Instruction: Convert the records below into a JSON list of strings, one string for each line, and skip any blank lines. Leave the pictures out of the answer.

The input:
═══
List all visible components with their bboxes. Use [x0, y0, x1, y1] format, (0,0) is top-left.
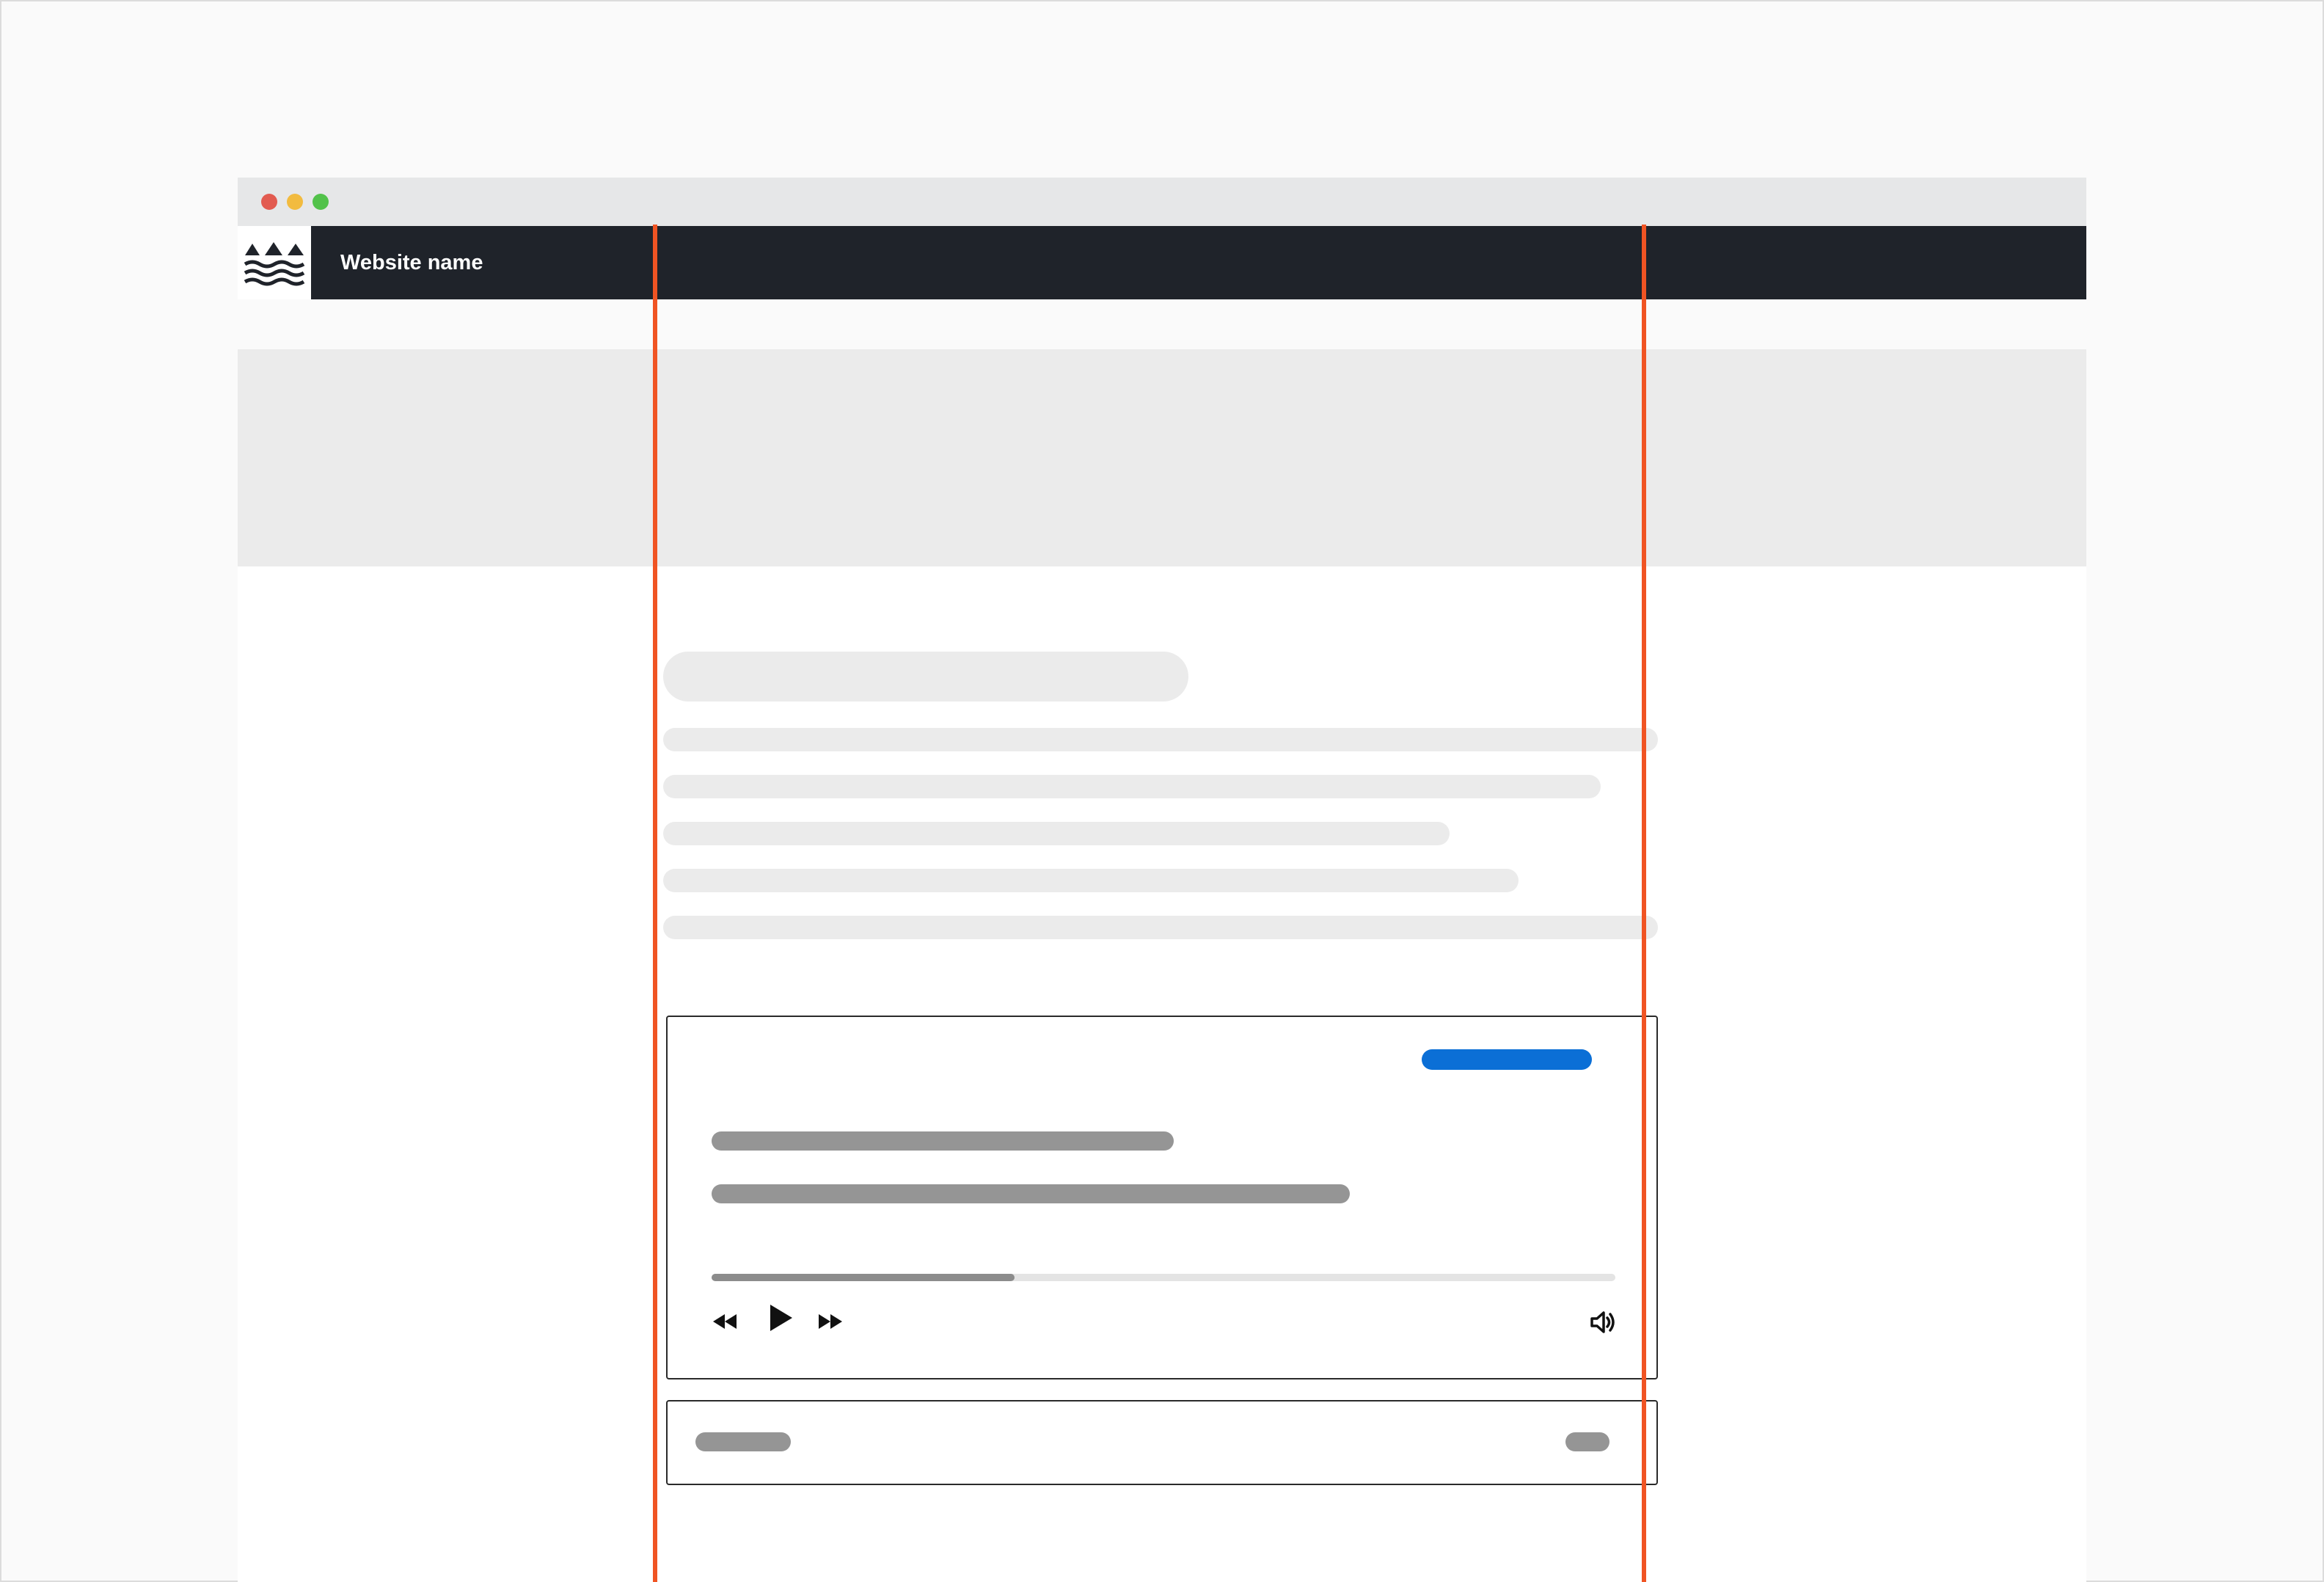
header-spacer — [238, 299, 2086, 349]
play-icon[interactable] — [767, 1303, 794, 1336]
rewind-icon[interactable] — [712, 1312, 738, 1335]
volume-icon[interactable] — [1590, 1311, 1617, 1338]
text-line-placeholder — [663, 869, 1519, 892]
audio-subtitle-placeholder — [712, 1184, 1350, 1203]
audio-title-placeholder — [712, 1131, 1174, 1151]
mountains-waves-logo-icon — [244, 242, 305, 286]
right-content-guide — [1642, 225, 1646, 1582]
maximize-window-button[interactable] — [313, 194, 329, 210]
fast-forward-icon[interactable] — [817, 1312, 844, 1335]
text-line-placeholder — [663, 775, 1601, 798]
transcript-chevron-placeholder — [1565, 1432, 1609, 1451]
heading-placeholder — [663, 652, 1188, 701]
transcript-label-placeholder — [695, 1432, 791, 1451]
text-line-placeholder — [663, 822, 1450, 845]
left-content-guide — [653, 225, 657, 1582]
audio-player — [666, 1016, 1658, 1379]
logo[interactable] — [238, 226, 311, 299]
browser-window: Website name — [238, 178, 2086, 1582]
text-line-placeholder — [663, 916, 1658, 939]
hero-banner-placeholder — [238, 349, 2086, 566]
browser-title-bar — [238, 178, 2086, 226]
transcript-toggle[interactable] — [666, 1400, 1658, 1485]
site-name[interactable]: Website name — [340, 248, 483, 277]
player-link-placeholder[interactable] — [1422, 1049, 1592, 1070]
close-window-button[interactable] — [261, 194, 277, 210]
text-line-placeholder — [663, 728, 1658, 751]
progress-bar-fill — [712, 1274, 1015, 1281]
minimize-window-button[interactable] — [287, 194, 303, 210]
site-header: Website name — [238, 226, 2086, 299]
progress-bar[interactable] — [712, 1274, 1615, 1281]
═══
Task answer:
[
  "List all visible components with their bboxes. Use [x0, y0, x1, y1] format, (0,0) is top-left.",
  "header-spacer — [238, 299, 2086, 349]",
  "play-icon[interactable] — [767, 1303, 794, 1336]",
  "rewind-icon[interactable] — [712, 1312, 738, 1335]",
  "volume-icon[interactable] — [1590, 1311, 1617, 1338]",
  "text-line-placeholder — [663, 869, 1519, 892]",
  "audio-subtitle-placeholder — [712, 1184, 1350, 1203]",
  "audio-title-placeholder — [712, 1131, 1174, 1151]",
  "mountains-waves-logo-icon — [244, 242, 305, 286]",
  "right-content-guide — [1642, 225, 1646, 1582]",
  "maximize-window-button[interactable] — [313, 194, 329, 210]",
  "fast-forward-icon[interactable] — [817, 1312, 844, 1335]",
  "text-line-placeholder — [663, 775, 1601, 798]",
  "transcript-chevron-placeholder — [1565, 1432, 1609, 1451]",
  "heading-placeholder — [663, 652, 1188, 701]",
  "transcript-label-placeholder — [695, 1432, 791, 1451]",
  "text-line-placeholder — [663, 822, 1450, 845]",
  "left-content-guide — [653, 225, 657, 1582]",
  "audio-player — [666, 1016, 1658, 1379]",
  "logo[interactable] — [238, 226, 311, 299]",
  "browser-window: Website name — [238, 178, 2086, 1582]",
  "text-line-placeholder — [663, 916, 1658, 939]",
  "hero-banner-placeholder — [238, 349, 2086, 566]",
  "browser-title-bar — [238, 178, 2086, 226]",
  "transcript-toggle[interactable] — [666, 1400, 1658, 1485]",
  "site-name[interactable]: Website name — [340, 248, 483, 277]",
  "player-link-placeholder[interactable] — [1422, 1049, 1592, 1070]",
  "close-window-button[interactable] — [261, 194, 277, 210]",
  "text-line-placeholder — [663, 728, 1658, 751]",
  "progress-bar-fill — [712, 1274, 1015, 1281]",
  "minimize-window-button[interactable] — [287, 194, 303, 210]",
  "site-header: Website name — [238, 226, 2086, 299]",
  "progress-bar[interactable] — [712, 1274, 1615, 1281]"
]